> Task instructions:
Keep the wording of each record exactly the same when you repeat it, and leave out pictures.

Extracted data entries:
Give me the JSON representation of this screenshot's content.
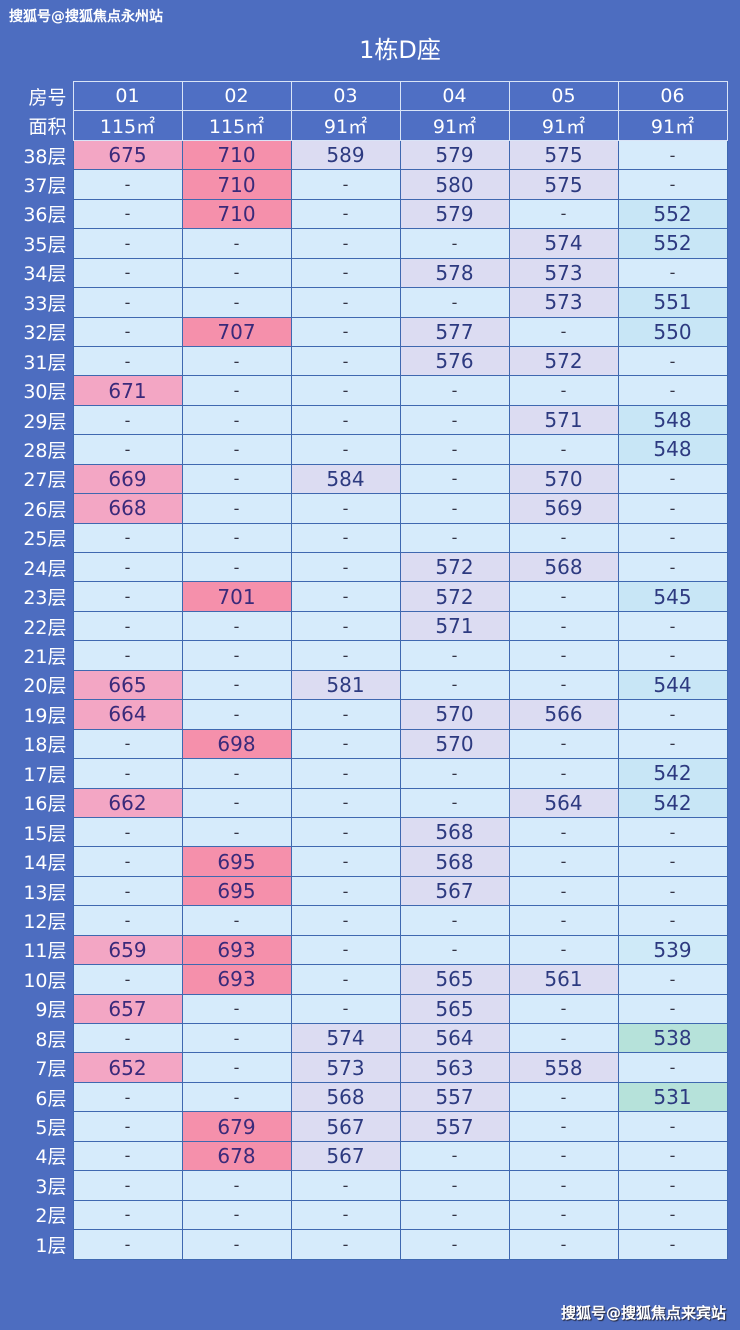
{
  "watermark_top": "搜狐号@搜狐焦点永州站",
  "title": "1栋D座",
  "watermark_bottom": "搜狐号@搜狐焦点来宾站",
  "header": {
    "room_label": "房号",
    "area_label": "面积",
    "rooms": [
      "01",
      "02",
      "03",
      "04",
      "05",
      "06"
    ],
    "areas": [
      "115㎡",
      "115㎡",
      "91㎡",
      "91㎡",
      "91㎡",
      "91㎡"
    ]
  },
  "colors": {
    "background": "#4d6dc0",
    "cell_empty": "#d6ebfb",
    "col_highlight": [
      "#f3a6c4",
      "#f590ab",
      "#dcdcf2",
      "#dcdcf2",
      "#dcdcf2",
      "#c8e6f6"
    ],
    "col06_low": "#b6e2da"
  },
  "rows": [
    {
      "floor": "38层",
      "values": [
        "675",
        "710",
        "589",
        "579",
        "575",
        "-"
      ]
    },
    {
      "floor": "37层",
      "values": [
        "-",
        "710",
        "-",
        "580",
        "575",
        "-"
      ]
    },
    {
      "floor": "36层",
      "values": [
        "-",
        "710",
        "-",
        "579",
        "-",
        "552"
      ]
    },
    {
      "floor": "35层",
      "values": [
        "-",
        "-",
        "-",
        "-",
        "574",
        "552"
      ]
    },
    {
      "floor": "34层",
      "values": [
        "-",
        "-",
        "-",
        "578",
        "573",
        "-"
      ]
    },
    {
      "floor": "33层",
      "values": [
        "-",
        "-",
        "-",
        "-",
        "573",
        "551"
      ]
    },
    {
      "floor": "32层",
      "values": [
        "-",
        "707",
        "-",
        "577",
        "-",
        "550"
      ]
    },
    {
      "floor": "31层",
      "values": [
        "-",
        "-",
        "-",
        "576",
        "572",
        "-"
      ]
    },
    {
      "floor": "30层",
      "values": [
        "671",
        "-",
        "-",
        "-",
        "-",
        "-"
      ]
    },
    {
      "floor": "29层",
      "values": [
        "-",
        "-",
        "-",
        "-",
        "571",
        "548"
      ]
    },
    {
      "floor": "28层",
      "values": [
        "-",
        "-",
        "-",
        "-",
        "-",
        "548"
      ]
    },
    {
      "floor": "27层",
      "values": [
        "669",
        "-",
        "584",
        "-",
        "570",
        "-"
      ]
    },
    {
      "floor": "26层",
      "values": [
        "668",
        "-",
        "-",
        "-",
        "569",
        "-"
      ]
    },
    {
      "floor": "25层",
      "values": [
        "-",
        "-",
        "-",
        "-",
        "-",
        "-"
      ]
    },
    {
      "floor": "24层",
      "values": [
        "-",
        "-",
        "-",
        "572",
        "568",
        "-"
      ]
    },
    {
      "floor": "23层",
      "values": [
        "-",
        "701",
        "-",
        "572",
        "-",
        "545"
      ]
    },
    {
      "floor": "22层",
      "values": [
        "-",
        "-",
        "-",
        "571",
        "-",
        "-"
      ]
    },
    {
      "floor": "21层",
      "values": [
        "-",
        "-",
        "-",
        "-",
        "-",
        "-"
      ]
    },
    {
      "floor": "20层",
      "values": [
        "665",
        "-",
        "581",
        "-",
        "-",
        "544"
      ]
    },
    {
      "floor": "19层",
      "values": [
        "664",
        "-",
        "-",
        "570",
        "566",
        "-"
      ]
    },
    {
      "floor": "18层",
      "values": [
        "-",
        "698",
        "-",
        "570",
        "-",
        "-"
      ]
    },
    {
      "floor": "17层",
      "values": [
        "-",
        "-",
        "-",
        "-",
        "-",
        "542"
      ]
    },
    {
      "floor": "16层",
      "values": [
        "662",
        "-",
        "-",
        "-",
        "564",
        "542"
      ]
    },
    {
      "floor": "15层",
      "values": [
        "-",
        "-",
        "-",
        "568",
        "-",
        "-"
      ]
    },
    {
      "floor": "14层",
      "values": [
        "-",
        "695",
        "-",
        "568",
        "-",
        "-"
      ]
    },
    {
      "floor": "13层",
      "values": [
        "-",
        "695",
        "-",
        "567",
        "-",
        "-"
      ]
    },
    {
      "floor": "12层",
      "values": [
        "-",
        "-",
        "-",
        "-",
        "-",
        "-"
      ]
    },
    {
      "floor": "11层",
      "values": [
        "659",
        "693",
        "-",
        "-",
        "-",
        "539"
      ]
    },
    {
      "floor": "10层",
      "values": [
        "-",
        "693",
        "-",
        "565",
        "561",
        "-"
      ]
    },
    {
      "floor": "9层",
      "values": [
        "657",
        "-",
        "-",
        "565",
        "-",
        "-"
      ]
    },
    {
      "floor": "8层",
      "values": [
        "-",
        "-",
        "574",
        "564",
        "-",
        "538"
      ]
    },
    {
      "floor": "7层",
      "values": [
        "652",
        "-",
        "573",
        "563",
        "558",
        "-"
      ]
    },
    {
      "floor": "6层",
      "values": [
        "-",
        "-",
        "568",
        "557",
        "-",
        "531"
      ]
    },
    {
      "floor": "5层",
      "values": [
        "-",
        "679",
        "567",
        "557",
        "-",
        "-"
      ]
    },
    {
      "floor": "4层",
      "values": [
        "-",
        "678",
        "567",
        "-",
        "-",
        "-"
      ]
    },
    {
      "floor": "3层",
      "values": [
        "-",
        "-",
        "-",
        "-",
        "-",
        "-"
      ]
    },
    {
      "floor": "2层",
      "values": [
        "-",
        "-",
        "-",
        "-",
        "-",
        "-"
      ]
    },
    {
      "floor": "1层",
      "values": [
        "-",
        "-",
        "-",
        "-",
        "-",
        "-"
      ]
    }
  ]
}
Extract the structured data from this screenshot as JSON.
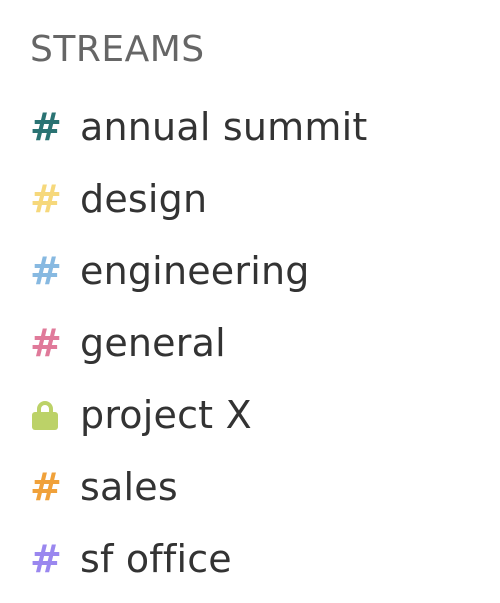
{
  "sidebar": {
    "header": "STREAMS",
    "streams": [
      {
        "name": "annual summit",
        "icon": "hash-icon",
        "color": "#2a7373"
      },
      {
        "name": "design",
        "icon": "hash-icon",
        "color": "#f6d87b"
      },
      {
        "name": "engineering",
        "icon": "hash-icon",
        "color": "#87b9e1"
      },
      {
        "name": "general",
        "icon": "hash-icon",
        "color": "#e07a9a"
      },
      {
        "name": "project X",
        "icon": "lock-icon",
        "color": "#bcd268"
      },
      {
        "name": "sales",
        "icon": "hash-icon",
        "color": "#f0a13a"
      },
      {
        "name": "sf office",
        "icon": "hash-icon",
        "color": "#9a87ef"
      }
    ]
  }
}
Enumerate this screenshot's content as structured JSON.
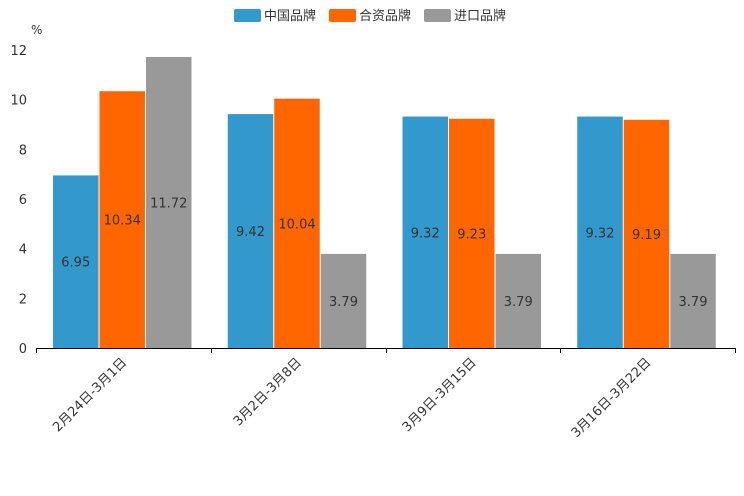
{
  "chart_data": {
    "type": "bar",
    "unit": "%",
    "categories": [
      "2月24日-3月1日",
      "3月2日-3月8日",
      "3月9日-3月15日",
      "3月16日-3月22日"
    ],
    "series": [
      {
        "name": "中国品牌",
        "color": "#3399cc",
        "values": [
          6.95,
          9.42,
          9.32,
          9.32
        ],
        "labels": [
          "6.95",
          "9.42",
          "9.32",
          "9.32"
        ]
      },
      {
        "name": "合资品牌",
        "color": "#ff6600",
        "values": [
          10.34,
          10.04,
          9.23,
          9.19
        ],
        "labels": [
          "10.34",
          "10.04",
          "9.23",
          "9.19"
        ]
      },
      {
        "name": "进口品牌",
        "color": "#999999",
        "values": [
          11.72,
          3.79,
          3.79,
          3.79
        ],
        "labels": [
          "11.72",
          "3.79",
          "3.79",
          "3.79"
        ]
      }
    ],
    "yticks": [
      "0",
      "2",
      "4",
      "6",
      "8",
      "10",
      "12"
    ],
    "ylim": [
      0,
      12
    ],
    "legend_position": "top-center"
  }
}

> Correct answer:
Give me the JSON representation of this screenshot's content.
{
  "watermark_top": "搜狐号@搜狐焦点永州站",
  "title": "1栋D座",
  "watermark_bottom": "搜狐号@搜狐焦点来宾站",
  "header": {
    "room_label": "房号",
    "area_label": "面积",
    "rooms": [
      "01",
      "02",
      "03",
      "04",
      "05",
      "06"
    ],
    "areas": [
      "115㎡",
      "115㎡",
      "91㎡",
      "91㎡",
      "91㎡",
      "91㎡"
    ]
  },
  "colors": {
    "background": "#4d6dc0",
    "cell_empty": "#d6ebfb",
    "col_highlight": [
      "#f3a6c4",
      "#f590ab",
      "#dcdcf2",
      "#dcdcf2",
      "#dcdcf2",
      "#c8e6f6"
    ],
    "col06_low": "#b6e2da"
  },
  "rows": [
    {
      "floor": "38层",
      "values": [
        "675",
        "710",
        "589",
        "579",
        "575",
        "-"
      ]
    },
    {
      "floor": "37层",
      "values": [
        "-",
        "710",
        "-",
        "580",
        "575",
        "-"
      ]
    },
    {
      "floor": "36层",
      "values": [
        "-",
        "710",
        "-",
        "579",
        "-",
        "552"
      ]
    },
    {
      "floor": "35层",
      "values": [
        "-",
        "-",
        "-",
        "-",
        "574",
        "552"
      ]
    },
    {
      "floor": "34层",
      "values": [
        "-",
        "-",
        "-",
        "578",
        "573",
        "-"
      ]
    },
    {
      "floor": "33层",
      "values": [
        "-",
        "-",
        "-",
        "-",
        "573",
        "551"
      ]
    },
    {
      "floor": "32层",
      "values": [
        "-",
        "707",
        "-",
        "577",
        "-",
        "550"
      ]
    },
    {
      "floor": "31层",
      "values": [
        "-",
        "-",
        "-",
        "576",
        "572",
        "-"
      ]
    },
    {
      "floor": "30层",
      "values": [
        "671",
        "-",
        "-",
        "-",
        "-",
        "-"
      ]
    },
    {
      "floor": "29层",
      "values": [
        "-",
        "-",
        "-",
        "-",
        "571",
        "548"
      ]
    },
    {
      "floor": "28层",
      "values": [
        "-",
        "-",
        "-",
        "-",
        "-",
        "548"
      ]
    },
    {
      "floor": "27层",
      "values": [
        "669",
        "-",
        "584",
        "-",
        "570",
        "-"
      ]
    },
    {
      "floor": "26层",
      "values": [
        "668",
        "-",
        "-",
        "-",
        "569",
        "-"
      ]
    },
    {
      "floor": "25层",
      "values": [
        "-",
        "-",
        "-",
        "-",
        "-",
        "-"
      ]
    },
    {
      "floor": "24层",
      "values": [
        "-",
        "-",
        "-",
        "572",
        "568",
        "-"
      ]
    },
    {
      "floor": "23层",
      "values": [
        "-",
        "701",
        "-",
        "572",
        "-",
        "545"
      ]
    },
    {
      "floor": "22层",
      "values": [
        "-",
        "-",
        "-",
        "571",
        "-",
        "-"
      ]
    },
    {
      "floor": "21层",
      "values": [
        "-",
        "-",
        "-",
        "-",
        "-",
        "-"
      ]
    },
    {
      "floor": "20层",
      "values": [
        "665",
        "-",
        "581",
        "-",
        "-",
        "544"
      ]
    },
    {
      "floor": "19层",
      "values": [
        "664",
        "-",
        "-",
        "570",
        "566",
        "-"
      ]
    },
    {
      "floor": "18层",
      "values": [
        "-",
        "698",
        "-",
        "570",
        "-",
        "-"
      ]
    },
    {
      "floor": "17层",
      "values": [
        "-",
        "-",
        "-",
        "-",
        "-",
        "542"
      ]
    },
    {
      "floor": "16层",
      "values": [
        "662",
        "-",
        "-",
        "-",
        "564",
        "542"
      ]
    },
    {
      "floor": "15层",
      "values": [
        "-",
        "-",
        "-",
        "568",
        "-",
        "-"
      ]
    },
    {
      "floor": "14层",
      "values": [
        "-",
        "695",
        "-",
        "568",
        "-",
        "-"
      ]
    },
    {
      "floor": "13层",
      "values": [
        "-",
        "695",
        "-",
        "567",
        "-",
        "-"
      ]
    },
    {
      "floor": "12层",
      "values": [
        "-",
        "-",
        "-",
        "-",
        "-",
        "-"
      ]
    },
    {
      "floor": "11层",
      "values": [
        "659",
        "693",
        "-",
        "-",
        "-",
        "539"
      ]
    },
    {
      "floor": "10层",
      "values": [
        "-",
        "693",
        "-",
        "565",
        "561",
        "-"
      ]
    },
    {
      "floor": "9层",
      "values": [
        "657",
        "-",
        "-",
        "565",
        "-",
        "-"
      ]
    },
    {
      "floor": "8层",
      "values": [
        "-",
        "-",
        "574",
        "564",
        "-",
        "538"
      ]
    },
    {
      "floor": "7层",
      "values": [
        "652",
        "-",
        "573",
        "563",
        "558",
        "-"
      ]
    },
    {
      "floor": "6层",
      "values": [
        "-",
        "-",
        "568",
        "557",
        "-",
        "531"
      ]
    },
    {
      "floor": "5层",
      "values": [
        "-",
        "679",
        "567",
        "557",
        "-",
        "-"
      ]
    },
    {
      "floor": "4层",
      "values": [
        "-",
        "678",
        "567",
        "-",
        "-",
        "-"
      ]
    },
    {
      "floor": "3层",
      "values": [
        "-",
        "-",
        "-",
        "-",
        "-",
        "-"
      ]
    },
    {
      "floor": "2层",
      "values": [
        "-",
        "-",
        "-",
        "-",
        "-",
        "-"
      ]
    },
    {
      "floor": "1层",
      "values": [
        "-",
        "-",
        "-",
        "-",
        "-",
        "-"
      ]
    }
  ]
}
Extract the structured data from this screenshot as JSON.
{
  "sidebar": {
    "header": "STREAMS",
    "streams": [
      {
        "name": "annual summit",
        "icon": "hash-icon",
        "color": "#2a7373"
      },
      {
        "name": "design",
        "icon": "hash-icon",
        "color": "#f6d87b"
      },
      {
        "name": "engineering",
        "icon": "hash-icon",
        "color": "#87b9e1"
      },
      {
        "name": "general",
        "icon": "hash-icon",
        "color": "#e07a9a"
      },
      {
        "name": "project X",
        "icon": "lock-icon",
        "color": "#bcd268"
      },
      {
        "name": "sales",
        "icon": "hash-icon",
        "color": "#f0a13a"
      },
      {
        "name": "sf office",
        "icon": "hash-icon",
        "color": "#9a87ef"
      }
    ]
  }
}
Enumerate this screenshot's content as structured JSON.
{
  "chart_data": {
    "type": "bar",
    "unit": "%",
    "categories": [
      "2月24日-3月1日",
      "3月2日-3月8日",
      "3月9日-3月15日",
      "3月16日-3月22日"
    ],
    "series": [
      {
        "name": "中国品牌",
        "color": "#3399cc",
        "values": [
          6.95,
          9.42,
          9.32,
          9.32
        ],
        "labels": [
          "6.95",
          "9.42",
          "9.32",
          "9.32"
        ]
      },
      {
        "name": "合资品牌",
        "color": "#ff6600",
        "values": [
          10.34,
          10.04,
          9.23,
          9.19
        ],
        "labels": [
          "10.34",
          "10.04",
          "9.23",
          "9.19"
        ]
      },
      {
        "name": "进口品牌",
        "color": "#999999",
        "values": [
          11.72,
          3.79,
          3.79,
          3.79
        ],
        "labels": [
          "11.72",
          "3.79",
          "3.79",
          "3.79"
        ]
      }
    ],
    "yticks": [
      "0",
      "2",
      "4",
      "6",
      "8",
      "10",
      "12"
    ],
    "ylim": [
      0,
      12
    ],
    "legend_position": "top-center"
  }
}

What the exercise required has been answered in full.